Task requirements: Look through the records below and collect all lines that hold the string "Gillani".

Extracted entries:
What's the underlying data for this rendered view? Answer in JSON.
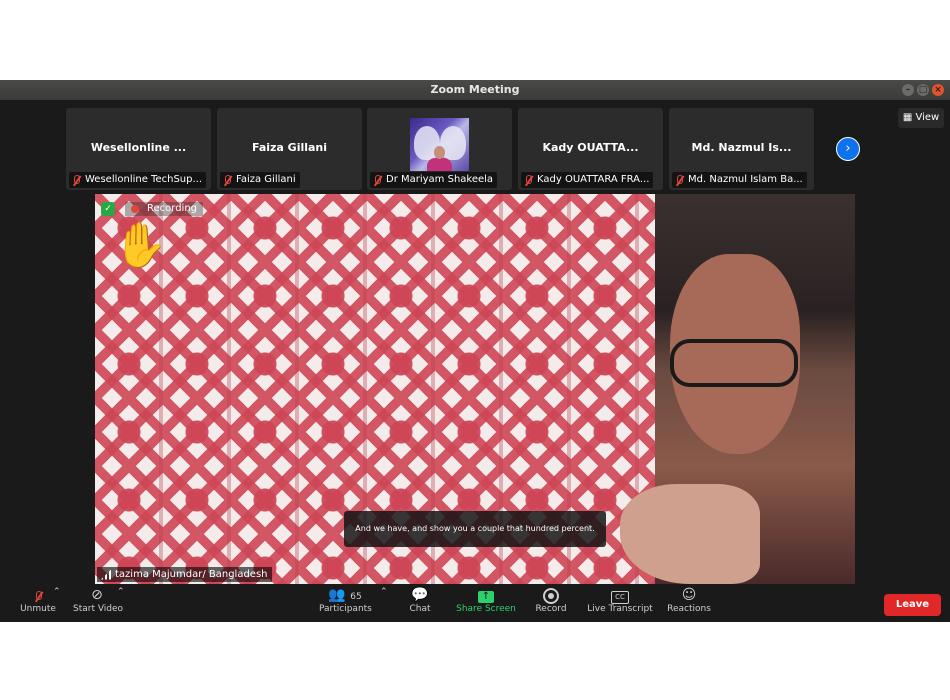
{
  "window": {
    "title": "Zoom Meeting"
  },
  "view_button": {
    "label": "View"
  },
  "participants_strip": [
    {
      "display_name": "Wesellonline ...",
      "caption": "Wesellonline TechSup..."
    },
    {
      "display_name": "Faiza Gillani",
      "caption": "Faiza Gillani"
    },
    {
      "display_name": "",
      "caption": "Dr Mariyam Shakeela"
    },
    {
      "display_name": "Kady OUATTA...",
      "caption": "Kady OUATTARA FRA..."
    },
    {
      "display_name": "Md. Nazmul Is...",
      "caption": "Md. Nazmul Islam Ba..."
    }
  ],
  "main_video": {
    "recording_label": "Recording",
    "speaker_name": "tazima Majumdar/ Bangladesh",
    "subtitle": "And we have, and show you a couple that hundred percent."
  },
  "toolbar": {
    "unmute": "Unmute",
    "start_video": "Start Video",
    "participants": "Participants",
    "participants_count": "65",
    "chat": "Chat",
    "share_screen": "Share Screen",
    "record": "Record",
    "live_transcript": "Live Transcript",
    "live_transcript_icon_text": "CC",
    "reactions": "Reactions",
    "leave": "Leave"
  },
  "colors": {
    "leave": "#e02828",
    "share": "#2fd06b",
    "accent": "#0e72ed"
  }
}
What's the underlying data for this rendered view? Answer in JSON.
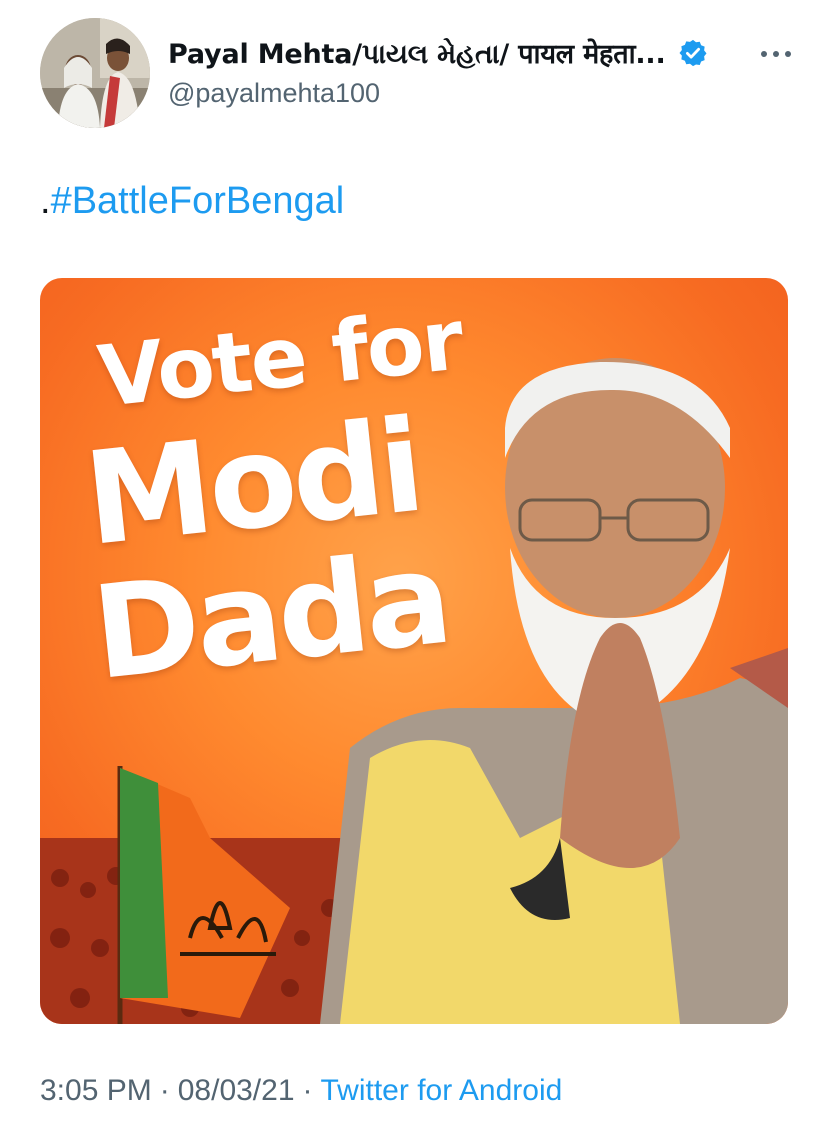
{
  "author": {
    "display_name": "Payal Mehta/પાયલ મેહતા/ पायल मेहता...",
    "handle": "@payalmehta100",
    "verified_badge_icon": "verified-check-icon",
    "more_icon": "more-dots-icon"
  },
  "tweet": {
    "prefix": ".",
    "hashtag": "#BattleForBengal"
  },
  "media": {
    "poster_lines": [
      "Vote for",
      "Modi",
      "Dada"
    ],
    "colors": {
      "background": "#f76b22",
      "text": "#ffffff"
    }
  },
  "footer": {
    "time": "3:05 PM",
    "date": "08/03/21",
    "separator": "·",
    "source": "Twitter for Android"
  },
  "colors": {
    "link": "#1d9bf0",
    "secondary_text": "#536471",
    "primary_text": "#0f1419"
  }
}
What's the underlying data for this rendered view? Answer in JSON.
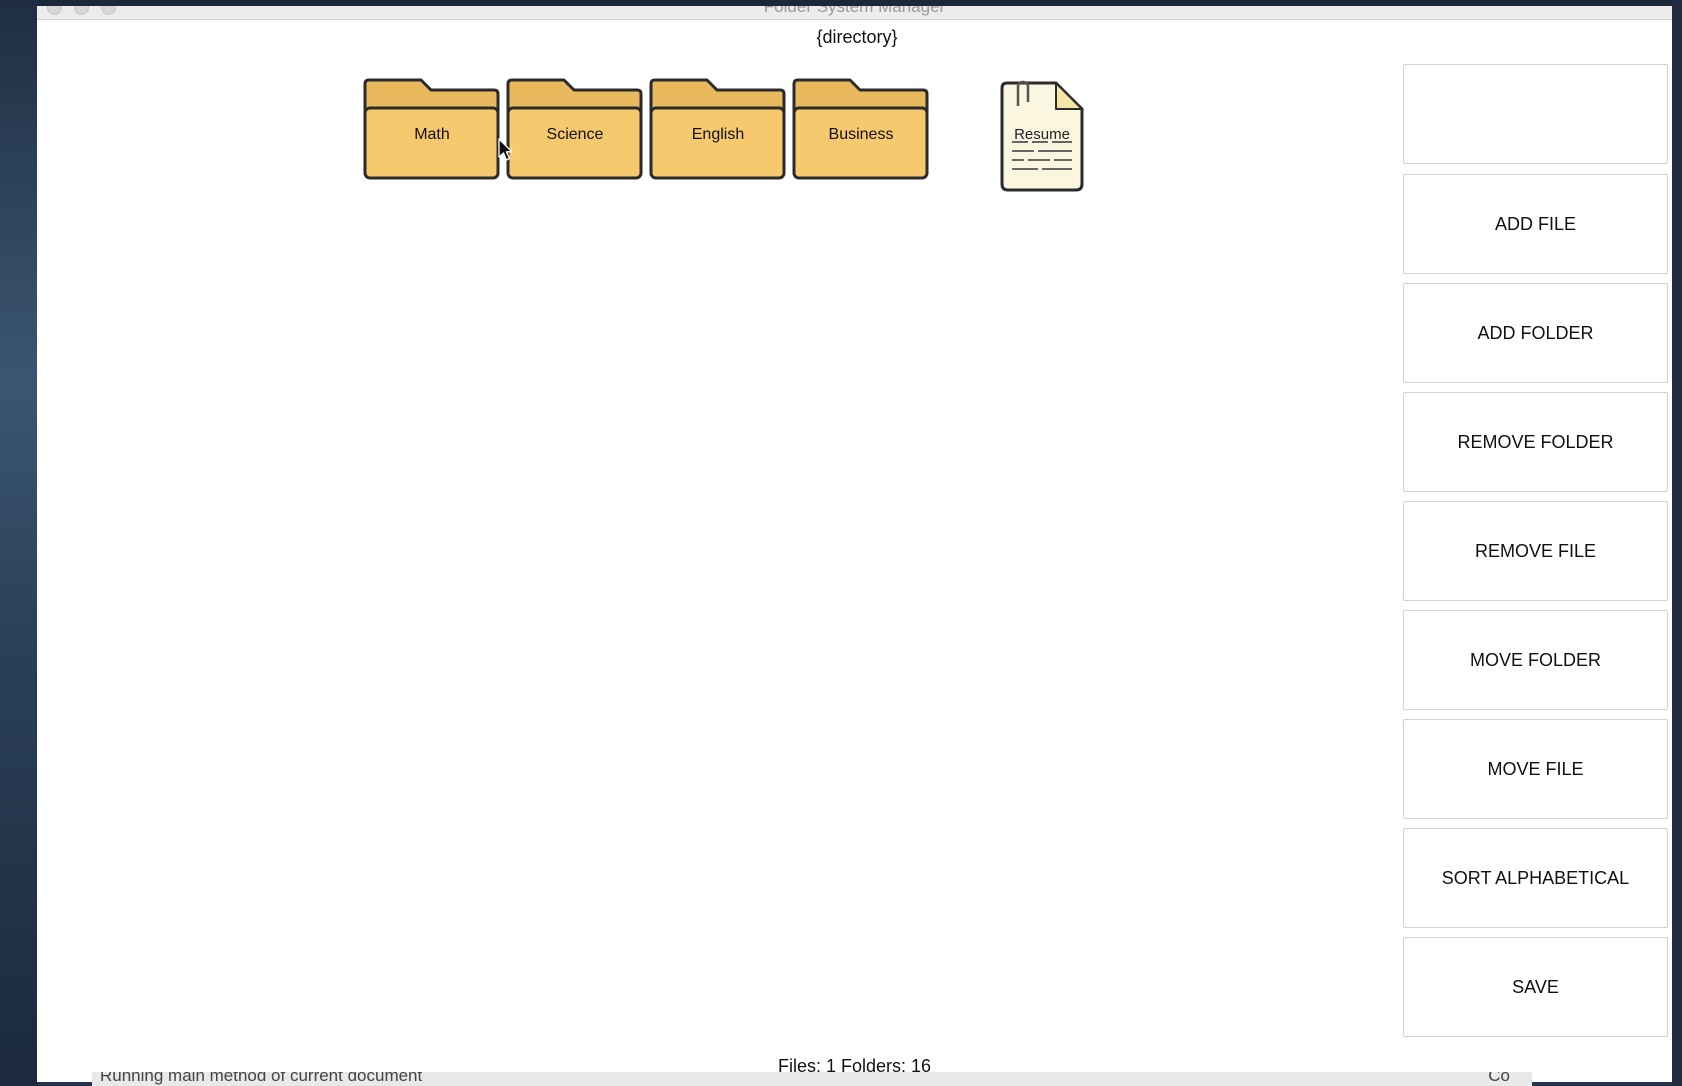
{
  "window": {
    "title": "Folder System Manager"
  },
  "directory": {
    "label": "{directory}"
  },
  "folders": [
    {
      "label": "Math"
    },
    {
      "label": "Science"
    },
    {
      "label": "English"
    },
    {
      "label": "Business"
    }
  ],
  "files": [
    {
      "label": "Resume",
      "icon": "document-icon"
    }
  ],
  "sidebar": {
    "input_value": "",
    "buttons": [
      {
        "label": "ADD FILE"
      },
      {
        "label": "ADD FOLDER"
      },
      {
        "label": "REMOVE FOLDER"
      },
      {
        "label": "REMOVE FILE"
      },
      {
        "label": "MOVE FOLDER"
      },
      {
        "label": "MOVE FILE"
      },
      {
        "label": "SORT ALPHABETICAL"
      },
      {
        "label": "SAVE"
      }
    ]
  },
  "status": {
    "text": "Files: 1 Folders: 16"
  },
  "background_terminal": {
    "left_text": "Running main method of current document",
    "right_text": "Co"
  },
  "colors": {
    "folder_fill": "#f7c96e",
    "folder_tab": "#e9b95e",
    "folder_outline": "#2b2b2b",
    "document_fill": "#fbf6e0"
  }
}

Final result:
      "display_name": "Faiza Gillani",
      "caption": "Faiza Gillani"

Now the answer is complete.